++++ Source material

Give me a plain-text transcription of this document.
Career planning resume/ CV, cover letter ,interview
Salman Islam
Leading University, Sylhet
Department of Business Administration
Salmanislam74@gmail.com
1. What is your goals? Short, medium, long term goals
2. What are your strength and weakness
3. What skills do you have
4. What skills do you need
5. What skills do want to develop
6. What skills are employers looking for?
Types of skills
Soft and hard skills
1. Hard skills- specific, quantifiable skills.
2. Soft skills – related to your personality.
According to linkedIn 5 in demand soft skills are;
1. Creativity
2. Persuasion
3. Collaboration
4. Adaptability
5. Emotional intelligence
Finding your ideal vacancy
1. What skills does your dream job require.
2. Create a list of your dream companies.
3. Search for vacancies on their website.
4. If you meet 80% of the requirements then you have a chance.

++++++++
++++ Source material

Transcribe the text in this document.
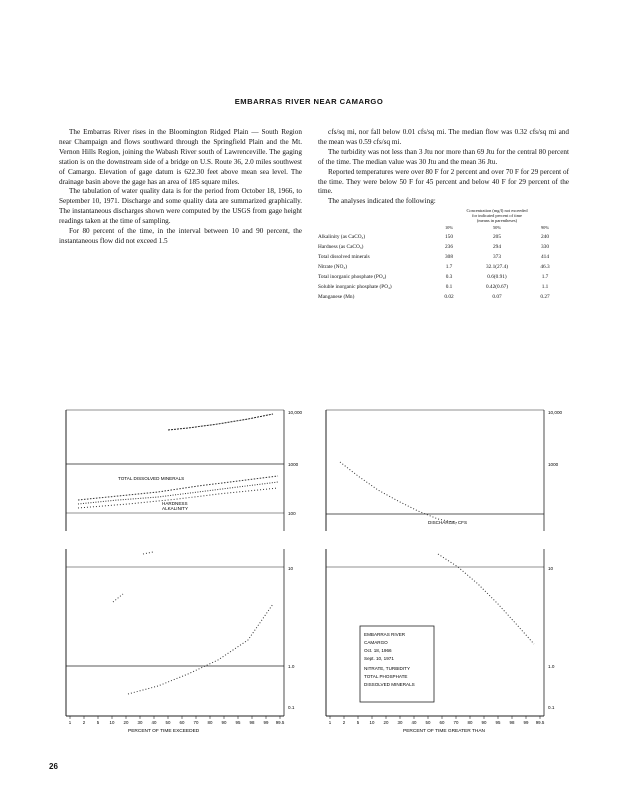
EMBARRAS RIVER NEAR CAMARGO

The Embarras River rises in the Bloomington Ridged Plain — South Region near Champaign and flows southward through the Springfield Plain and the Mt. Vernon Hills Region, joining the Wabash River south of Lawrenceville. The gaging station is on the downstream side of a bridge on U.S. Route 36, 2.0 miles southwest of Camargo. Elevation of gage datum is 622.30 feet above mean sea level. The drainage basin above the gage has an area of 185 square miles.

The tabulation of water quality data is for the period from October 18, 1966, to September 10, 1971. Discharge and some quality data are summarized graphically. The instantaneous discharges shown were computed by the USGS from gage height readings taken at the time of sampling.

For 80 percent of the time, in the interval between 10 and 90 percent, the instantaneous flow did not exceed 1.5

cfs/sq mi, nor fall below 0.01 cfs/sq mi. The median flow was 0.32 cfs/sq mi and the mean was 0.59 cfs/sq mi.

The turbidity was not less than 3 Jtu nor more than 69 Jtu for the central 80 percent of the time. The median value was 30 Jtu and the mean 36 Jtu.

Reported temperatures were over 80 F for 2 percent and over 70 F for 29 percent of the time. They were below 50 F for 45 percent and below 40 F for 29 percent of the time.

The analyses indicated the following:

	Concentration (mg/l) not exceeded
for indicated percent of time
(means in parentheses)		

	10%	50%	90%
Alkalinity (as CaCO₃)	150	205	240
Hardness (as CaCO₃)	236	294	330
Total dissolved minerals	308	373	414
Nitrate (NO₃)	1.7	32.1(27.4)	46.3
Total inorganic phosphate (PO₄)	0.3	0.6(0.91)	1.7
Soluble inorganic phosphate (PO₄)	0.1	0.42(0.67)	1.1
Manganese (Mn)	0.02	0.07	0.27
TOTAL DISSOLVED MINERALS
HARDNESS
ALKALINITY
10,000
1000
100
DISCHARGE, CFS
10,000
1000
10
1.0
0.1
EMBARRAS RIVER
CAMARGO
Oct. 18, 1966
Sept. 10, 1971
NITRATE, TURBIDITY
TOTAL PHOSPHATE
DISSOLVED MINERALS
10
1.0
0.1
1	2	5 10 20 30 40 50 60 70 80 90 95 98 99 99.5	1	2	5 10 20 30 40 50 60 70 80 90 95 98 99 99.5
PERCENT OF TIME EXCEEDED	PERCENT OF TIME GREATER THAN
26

++++++++
++++ Source material

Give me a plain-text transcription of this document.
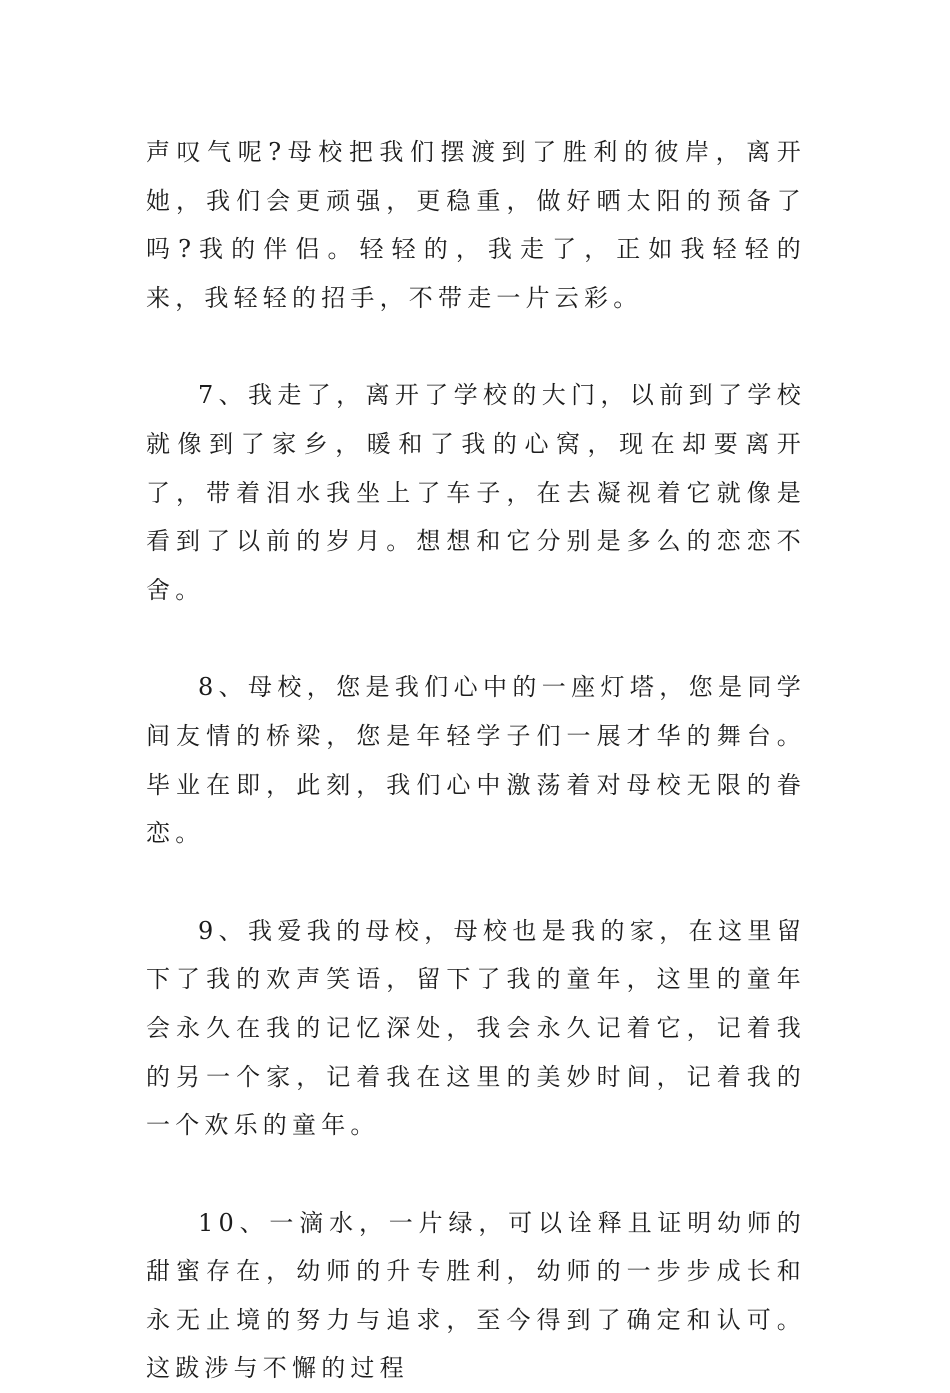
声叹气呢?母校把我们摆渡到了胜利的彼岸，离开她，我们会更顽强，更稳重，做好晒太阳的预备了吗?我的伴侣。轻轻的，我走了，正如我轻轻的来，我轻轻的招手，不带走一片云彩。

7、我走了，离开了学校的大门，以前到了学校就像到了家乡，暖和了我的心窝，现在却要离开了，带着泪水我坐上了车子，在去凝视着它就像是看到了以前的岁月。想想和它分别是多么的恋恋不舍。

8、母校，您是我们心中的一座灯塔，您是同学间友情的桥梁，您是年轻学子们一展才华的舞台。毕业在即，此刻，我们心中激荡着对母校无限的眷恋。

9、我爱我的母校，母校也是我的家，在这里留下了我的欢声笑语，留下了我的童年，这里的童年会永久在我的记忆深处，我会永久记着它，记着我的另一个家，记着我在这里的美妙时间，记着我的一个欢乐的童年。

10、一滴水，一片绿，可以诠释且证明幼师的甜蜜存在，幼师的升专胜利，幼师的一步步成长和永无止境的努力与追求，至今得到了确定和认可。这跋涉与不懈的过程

++++++++

What this task involves -
Count the lines above that contain the word "below". Give only the number.

Reply to the exercise -
2